Required task: Reproduce every line of the records below word for word, leaving out the pictures.

Dataset excerpt:
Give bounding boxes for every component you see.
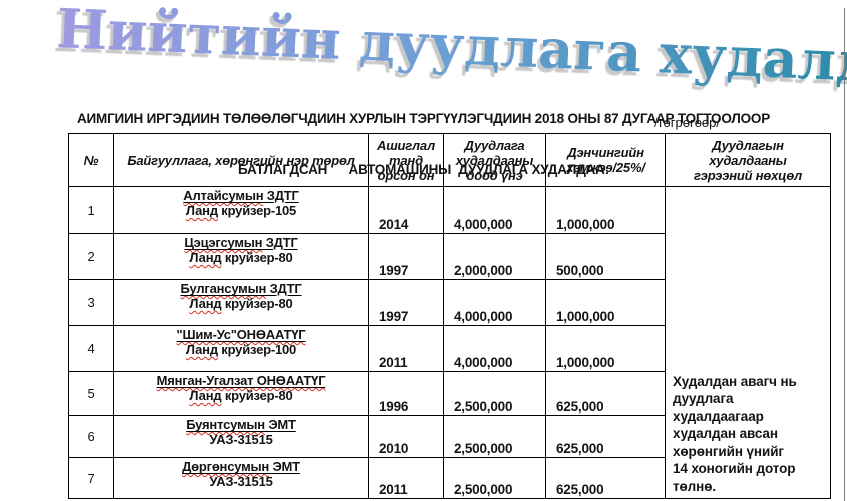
cell-num: 7 <box>68 457 114 499</box>
contract-condition-cell: Худалдан авагч нь дуудлага худалдаагаар … <box>665 186 831 499</box>
cell-num: 2 <box>68 233 114 280</box>
column-header-year: Ашиглал танд орсон он <box>368 133 444 187</box>
org-name: Дөргөнсумын ЭМТ <box>182 459 300 474</box>
table-row: 3 Булгансумын ЗДТГ Ланд круйзер-80 1997 … <box>68 279 831 326</box>
decree-heading-line1: АИМГИИН ИРГЭДИИН ТӨЛӨӨЛӨГЧДИИН ХУРЛЫН ТЭ… <box>77 111 770 126</box>
cell-min-price: 2,500,000 <box>443 457 546 499</box>
org-name: Буянтсумын ЭМТ <box>186 417 296 432</box>
cell-year: 1997 <box>368 233 444 280</box>
cell-deposit: 1,000,000 <box>545 325 666 372</box>
cell-org: "Шим-Ус"ОНӨААТҮГ Ланд круйзер-100 <box>113 325 369 372</box>
cell-deposit: 625,000 <box>545 371 666 416</box>
cell-deposit: 625,000 <box>545 415 666 458</box>
cell-deposit: 625,000 <box>545 457 666 499</box>
vehicle-name: УАЗ-31515 <box>209 474 273 489</box>
org-name: "Шим-Ус"ОНӨААТҮГ <box>176 327 306 342</box>
cell-deposit: 500,000 <box>545 233 666 280</box>
org-name: Цэцэгсумын ЗДТГ <box>184 235 298 250</box>
vehicle-name: Ланд круйзер-80 <box>189 250 293 265</box>
cell-num: 3 <box>68 279 114 326</box>
org-name: Мянган-Угалзат ОНӨААТҮГ <box>156 373 326 388</box>
cell-min-price: 4,000,000 <box>443 279 546 326</box>
cell-year: 2011 <box>368 325 444 372</box>
cell-org: Булгансумын ЗДТГ Ланд круйзер-80 <box>113 279 369 326</box>
vehicle-name: Ланд круйзер-80 <box>189 296 293 311</box>
cell-min-price: 4,000,000 <box>443 186 546 234</box>
column-header-org: Байгууллага, хөрөнгийн нэр төрөл <box>113 133 369 187</box>
column-header-min-price: Дуудлага худалдааны доод үнэ <box>443 133 546 187</box>
column-header-num: № <box>68 133 114 187</box>
cell-deposit: 1,000,000 <box>545 186 666 234</box>
org-name: Булгансумын ЗДТГ <box>180 281 302 296</box>
cell-year: 2011 <box>368 457 444 499</box>
cell-org: Мянган-Угалзат ОНӨААТҮГ Ланд круйзер-80 <box>113 371 369 416</box>
cell-num: 6 <box>68 415 114 458</box>
cell-num: 4 <box>68 325 114 372</box>
cell-deposit: 1,000,000 <box>545 279 666 326</box>
cell-year: 2010 <box>368 415 444 458</box>
cell-year: 1996 <box>368 371 444 416</box>
table-row: 4 "Шим-Ус"ОНӨААТҮГ Ланд круйзер-100 2011… <box>68 325 831 372</box>
table-header-row: № Байгууллага, хөрөнгийн нэр төрөл Ашигл… <box>68 133 831 187</box>
org-name: Алтайсумын ЗДТГ <box>183 188 299 203</box>
column-header-condition: Дуудлагын худалдааны гэрээний нөхцөл <box>665 133 831 187</box>
cell-year: 2014 <box>368 186 444 234</box>
cell-min-price: 2,000,000 <box>443 233 546 280</box>
page-border-line <box>844 8 845 501</box>
currency-note: /төгрөгөөр/ <box>653 115 720 130</box>
cell-min-price: 2,500,000 <box>443 371 546 416</box>
column-header-deposit: Дэнчингийн хэмжээ/25%/ <box>545 133 666 187</box>
cell-org: Дөргөнсумын ЭМТ УАЗ-31515 <box>113 457 369 499</box>
cell-org: Цэцэгсумын ЗДТГ Ланд круйзер-80 <box>113 233 369 280</box>
table-row: 6 Буянтсумын ЭМТ УАЗ-31515 2010 2,500,00… <box>68 415 831 458</box>
cell-num: 5 <box>68 371 114 416</box>
cell-org: Буянтсумын ЭМТ УАЗ-31515 <box>113 415 369 458</box>
vehicle-name: Ланд круйзер-100 <box>185 342 297 357</box>
cell-num: 1 <box>68 186 114 234</box>
table-row: 7 Дөргөнсумын ЭМТ УАЗ-31515 2011 2,500,0… <box>68 457 831 499</box>
table-row: 1 Алтайсумын ЗДТГ Ланд круйзер-105 2014 … <box>68 186 831 499</box>
cell-min-price: 2,500,000 <box>443 415 546 458</box>
vehicle-name: Ланд круйзер-80 <box>189 388 293 403</box>
auction-table: № Байгууллага, хөрөнгийн нэр төрөл Ашигл… <box>68 133 831 499</box>
vehicle-name: УАЗ-31515 <box>209 432 273 447</box>
vehicle-name: Ланд круйзер-105 <box>185 203 297 218</box>
cell-min-price: 4,000,000 <box>443 325 546 372</box>
cell-org: Алтайсумын ЗДТГ Ланд круйзер-105 <box>113 186 369 234</box>
cell-year: 1997 <box>368 279 444 326</box>
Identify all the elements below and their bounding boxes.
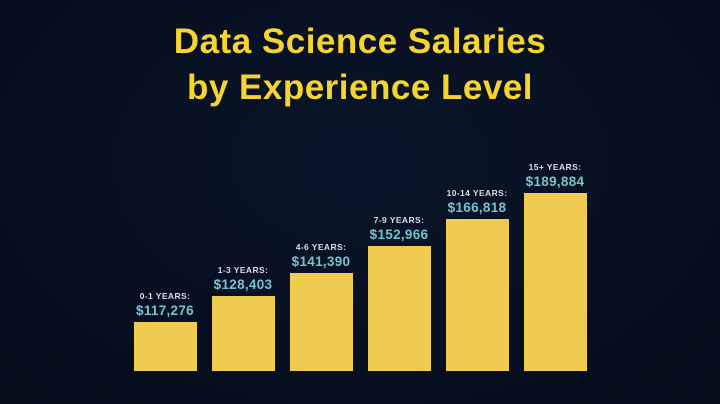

Solution for this exercise:
Give bounding boxes for every component you see.
cell-num: 7 <box>68 457 114 499</box>
contract-condition-cell: Худалдан авагч нь дуудлага худалдаагаар … <box>665 186 831 499</box>
cell-num: 2 <box>68 233 114 280</box>
column-header-year: Ашиглал танд орсон он <box>368 133 444 187</box>
org-name: Дөргөнсумын ЭМТ <box>182 459 300 474</box>
table-row: 3 Булгансумын ЗДТГ Ланд круйзер-80 1997 … <box>68 279 831 326</box>
decree-heading-line1: АИМГИИН ИРГЭДИИН ТӨЛӨӨЛӨГЧДИИН ХУРЛЫН ТЭ… <box>77 111 770 126</box>
cell-min-price: 2,500,000 <box>443 457 546 499</box>
org-name: Буянтсумын ЭМТ <box>186 417 296 432</box>
cell-year: 1997 <box>368 233 444 280</box>
cell-deposit: 1,000,000 <box>545 325 666 372</box>
cell-org: "Шим-Ус"ОНӨААТҮГ Ланд круйзер-100 <box>113 325 369 372</box>
cell-deposit: 625,000 <box>545 371 666 416</box>
cell-deposit: 625,000 <box>545 415 666 458</box>
cell-deposit: 625,000 <box>545 457 666 499</box>
vehicle-name: УАЗ-31515 <box>209 474 273 489</box>
org-name: "Шим-Ус"ОНӨААТҮГ <box>176 327 306 342</box>
cell-deposit: 500,000 <box>545 233 666 280</box>
org-name: Цэцэгсумын ЗДТГ <box>184 235 298 250</box>
vehicle-name: Ланд круйзер-80 <box>189 250 293 265</box>
cell-num: 3 <box>68 279 114 326</box>
org-name: Мянган-Угалзат ОНӨААТҮГ <box>156 373 326 388</box>
cell-min-price: 4,000,000 <box>443 279 546 326</box>
cell-year: 2011 <box>368 325 444 372</box>
cell-org: Булгансумын ЗДТГ Ланд круйзер-80 <box>113 279 369 326</box>
vehicle-name: Ланд круйзер-80 <box>189 296 293 311</box>
cell-min-price: 4,000,000 <box>443 186 546 234</box>
column-header-org: Байгууллага, хөрөнгийн нэр төрөл <box>113 133 369 187</box>
column-header-min-price: Дуудлага худалдааны доод үнэ <box>443 133 546 187</box>
column-header-num: № <box>68 133 114 187</box>
cell-deposit: 1,000,000 <box>545 186 666 234</box>
org-name: Булгансумын ЗДТГ <box>180 281 302 296</box>
cell-year: 2011 <box>368 457 444 499</box>
cell-org: Мянган-Угалзат ОНӨААТҮГ Ланд круйзер-80 <box>113 371 369 416</box>
cell-num: 6 <box>68 415 114 458</box>
cell-num: 4 <box>68 325 114 372</box>
cell-deposit: 1,000,000 <box>545 279 666 326</box>
cell-year: 2010 <box>368 415 444 458</box>
cell-year: 1996 <box>368 371 444 416</box>
table-row: 4 "Шим-Ус"ОНӨААТҮГ Ланд круйзер-100 2011… <box>68 325 831 372</box>
table-header-row: № Байгууллага, хөрөнгийн нэр төрөл Ашигл… <box>68 133 831 187</box>
org-name: Алтайсумын ЗДТГ <box>183 188 299 203</box>
column-header-condition: Дуудлагын худалдааны гэрээний нөхцөл <box>665 133 831 187</box>
cell-year: 2014 <box>368 186 444 234</box>
cell-min-price: 2,000,000 <box>443 233 546 280</box>
page-border-line <box>844 8 845 501</box>
currency-note: /төгрөгөөр/ <box>653 115 720 130</box>
cell-min-price: 2,500,000 <box>443 371 546 416</box>
column-header-deposit: Дэнчингийн хэмжээ/25%/ <box>545 133 666 187</box>
cell-org: Дөргөнсумын ЭМТ УАЗ-31515 <box>113 457 369 499</box>
cell-org: Цэцэгсумын ЗДТГ Ланд круйзер-80 <box>113 233 369 280</box>
table-row: 6 Буянтсумын ЭМТ УАЗ-31515 2010 2,500,00… <box>68 415 831 458</box>
cell-num: 5 <box>68 371 114 416</box>
cell-org: Буянтсумын ЭМТ УАЗ-31515 <box>113 415 369 458</box>
vehicle-name: Ланд круйзер-100 <box>185 342 297 357</box>
cell-num: 1 <box>68 186 114 234</box>
table-row: 7 Дөргөнсумын ЭМТ УАЗ-31515 2011 2,500,0… <box>68 457 831 499</box>
table-row: 1 Алтайсумын ЗДТГ Ланд круйзер-105 2014 … <box>68 186 831 499</box>
cell-min-price: 2,500,000 <box>443 415 546 458</box>
vehicle-name: Ланд круйзер-80 <box>189 388 293 403</box>
auction-table: № Байгууллага, хөрөнгийн нэр төрөл Ашигл… <box>68 133 831 499</box>
vehicle-name: УАЗ-31515 <box>209 432 273 447</box>
vehicle-name: Ланд круйзер-105 <box>185 203 297 218</box>
cell-min-price: 4,000,000 <box>443 325 546 372</box>
cell-org: Алтайсумын ЗДТГ Ланд круйзер-105 <box>113 186 369 234</box>
cell-year: 1997 <box>368 279 444 326</box>
Identify all the elements below and their bounding boxes.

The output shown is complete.